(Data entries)
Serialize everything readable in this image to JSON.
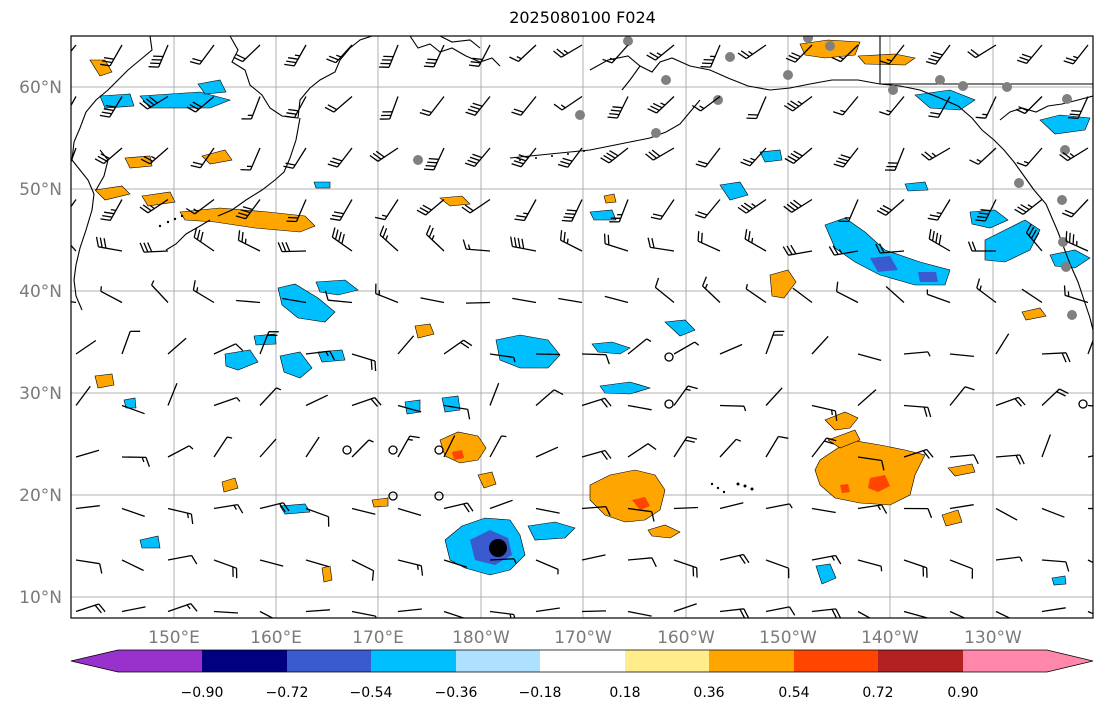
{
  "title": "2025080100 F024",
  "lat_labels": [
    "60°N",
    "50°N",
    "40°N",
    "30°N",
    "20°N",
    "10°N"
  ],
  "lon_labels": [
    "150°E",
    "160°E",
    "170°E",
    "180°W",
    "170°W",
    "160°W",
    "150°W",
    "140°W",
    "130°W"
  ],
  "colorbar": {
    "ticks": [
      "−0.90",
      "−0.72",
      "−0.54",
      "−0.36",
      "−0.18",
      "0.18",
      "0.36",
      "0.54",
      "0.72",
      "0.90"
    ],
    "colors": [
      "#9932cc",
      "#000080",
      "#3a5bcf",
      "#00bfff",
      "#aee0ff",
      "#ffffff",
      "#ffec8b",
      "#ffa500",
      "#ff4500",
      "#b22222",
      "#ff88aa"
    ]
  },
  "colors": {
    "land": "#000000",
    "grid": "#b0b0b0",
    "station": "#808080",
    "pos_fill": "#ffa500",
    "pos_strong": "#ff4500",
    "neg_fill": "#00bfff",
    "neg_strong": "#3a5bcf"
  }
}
* * *
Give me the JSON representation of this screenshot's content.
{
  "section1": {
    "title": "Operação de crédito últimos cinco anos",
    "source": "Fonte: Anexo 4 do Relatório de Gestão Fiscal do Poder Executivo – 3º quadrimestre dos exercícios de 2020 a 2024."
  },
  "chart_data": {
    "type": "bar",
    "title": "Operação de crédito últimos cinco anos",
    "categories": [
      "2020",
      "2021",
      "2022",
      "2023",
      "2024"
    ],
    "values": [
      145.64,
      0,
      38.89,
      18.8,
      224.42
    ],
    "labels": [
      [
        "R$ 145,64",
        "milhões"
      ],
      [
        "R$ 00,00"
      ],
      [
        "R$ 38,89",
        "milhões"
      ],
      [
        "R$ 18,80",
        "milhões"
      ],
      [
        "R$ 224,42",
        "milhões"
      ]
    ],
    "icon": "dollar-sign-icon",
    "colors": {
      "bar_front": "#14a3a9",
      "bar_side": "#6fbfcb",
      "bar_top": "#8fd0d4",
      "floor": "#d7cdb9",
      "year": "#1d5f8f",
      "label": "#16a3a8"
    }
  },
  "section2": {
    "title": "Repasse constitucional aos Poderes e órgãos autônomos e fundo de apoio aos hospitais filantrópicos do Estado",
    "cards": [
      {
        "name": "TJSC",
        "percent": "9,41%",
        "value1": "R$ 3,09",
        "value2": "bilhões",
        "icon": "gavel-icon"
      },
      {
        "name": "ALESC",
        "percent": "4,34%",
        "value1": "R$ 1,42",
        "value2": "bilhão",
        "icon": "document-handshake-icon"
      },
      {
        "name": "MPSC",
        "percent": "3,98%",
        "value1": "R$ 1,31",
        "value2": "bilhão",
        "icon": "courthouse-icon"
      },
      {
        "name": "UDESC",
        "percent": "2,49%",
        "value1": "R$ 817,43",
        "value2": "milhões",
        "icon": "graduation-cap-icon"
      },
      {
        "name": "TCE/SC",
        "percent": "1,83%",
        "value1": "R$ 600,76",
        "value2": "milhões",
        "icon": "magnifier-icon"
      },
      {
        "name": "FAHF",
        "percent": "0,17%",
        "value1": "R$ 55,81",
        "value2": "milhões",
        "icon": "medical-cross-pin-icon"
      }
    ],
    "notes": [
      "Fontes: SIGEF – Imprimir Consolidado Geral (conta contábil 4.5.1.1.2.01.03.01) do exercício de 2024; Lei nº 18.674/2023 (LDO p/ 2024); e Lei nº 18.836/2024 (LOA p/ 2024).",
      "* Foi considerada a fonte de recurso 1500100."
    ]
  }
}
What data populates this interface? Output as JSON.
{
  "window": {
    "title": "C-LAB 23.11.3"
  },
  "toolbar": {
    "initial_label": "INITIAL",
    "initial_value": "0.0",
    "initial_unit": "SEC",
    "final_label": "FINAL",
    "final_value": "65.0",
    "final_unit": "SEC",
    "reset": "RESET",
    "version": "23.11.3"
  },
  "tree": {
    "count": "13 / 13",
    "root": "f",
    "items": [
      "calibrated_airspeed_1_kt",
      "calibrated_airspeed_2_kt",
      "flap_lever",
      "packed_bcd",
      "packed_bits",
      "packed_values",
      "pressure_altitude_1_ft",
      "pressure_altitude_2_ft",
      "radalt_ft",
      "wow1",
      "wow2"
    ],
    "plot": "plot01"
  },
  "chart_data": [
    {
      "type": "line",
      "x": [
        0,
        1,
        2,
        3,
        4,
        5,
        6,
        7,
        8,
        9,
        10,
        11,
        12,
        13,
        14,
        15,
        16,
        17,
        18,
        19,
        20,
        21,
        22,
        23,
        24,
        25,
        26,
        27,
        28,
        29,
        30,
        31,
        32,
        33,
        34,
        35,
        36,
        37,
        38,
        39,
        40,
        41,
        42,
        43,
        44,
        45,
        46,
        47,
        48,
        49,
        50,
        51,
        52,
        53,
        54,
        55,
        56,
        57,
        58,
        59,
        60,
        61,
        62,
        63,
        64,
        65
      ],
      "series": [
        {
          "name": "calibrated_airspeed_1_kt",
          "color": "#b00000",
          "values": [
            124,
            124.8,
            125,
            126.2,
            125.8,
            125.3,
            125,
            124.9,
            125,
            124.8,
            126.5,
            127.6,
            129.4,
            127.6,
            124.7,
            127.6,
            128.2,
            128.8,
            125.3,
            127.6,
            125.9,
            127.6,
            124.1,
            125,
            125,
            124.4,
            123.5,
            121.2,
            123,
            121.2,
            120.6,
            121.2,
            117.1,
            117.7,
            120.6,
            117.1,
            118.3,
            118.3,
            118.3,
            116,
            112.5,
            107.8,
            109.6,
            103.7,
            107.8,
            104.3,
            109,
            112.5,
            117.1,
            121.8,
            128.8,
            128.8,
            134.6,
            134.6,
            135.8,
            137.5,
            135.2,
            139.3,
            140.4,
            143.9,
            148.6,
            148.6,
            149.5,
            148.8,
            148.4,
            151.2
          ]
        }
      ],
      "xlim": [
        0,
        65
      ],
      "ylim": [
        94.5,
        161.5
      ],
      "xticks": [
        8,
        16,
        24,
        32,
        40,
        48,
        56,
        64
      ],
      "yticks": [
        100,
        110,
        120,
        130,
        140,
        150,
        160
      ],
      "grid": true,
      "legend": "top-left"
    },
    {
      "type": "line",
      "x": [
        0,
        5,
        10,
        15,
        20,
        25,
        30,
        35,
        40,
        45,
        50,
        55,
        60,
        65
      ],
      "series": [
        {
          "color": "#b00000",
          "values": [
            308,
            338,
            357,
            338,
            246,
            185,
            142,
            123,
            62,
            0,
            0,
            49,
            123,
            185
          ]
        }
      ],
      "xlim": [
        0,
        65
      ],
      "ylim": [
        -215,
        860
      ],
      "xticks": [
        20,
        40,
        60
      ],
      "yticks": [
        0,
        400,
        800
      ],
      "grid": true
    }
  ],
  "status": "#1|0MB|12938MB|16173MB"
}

### Direction
Return solely the number of lines in the data that include the word "percent".

### Reply
6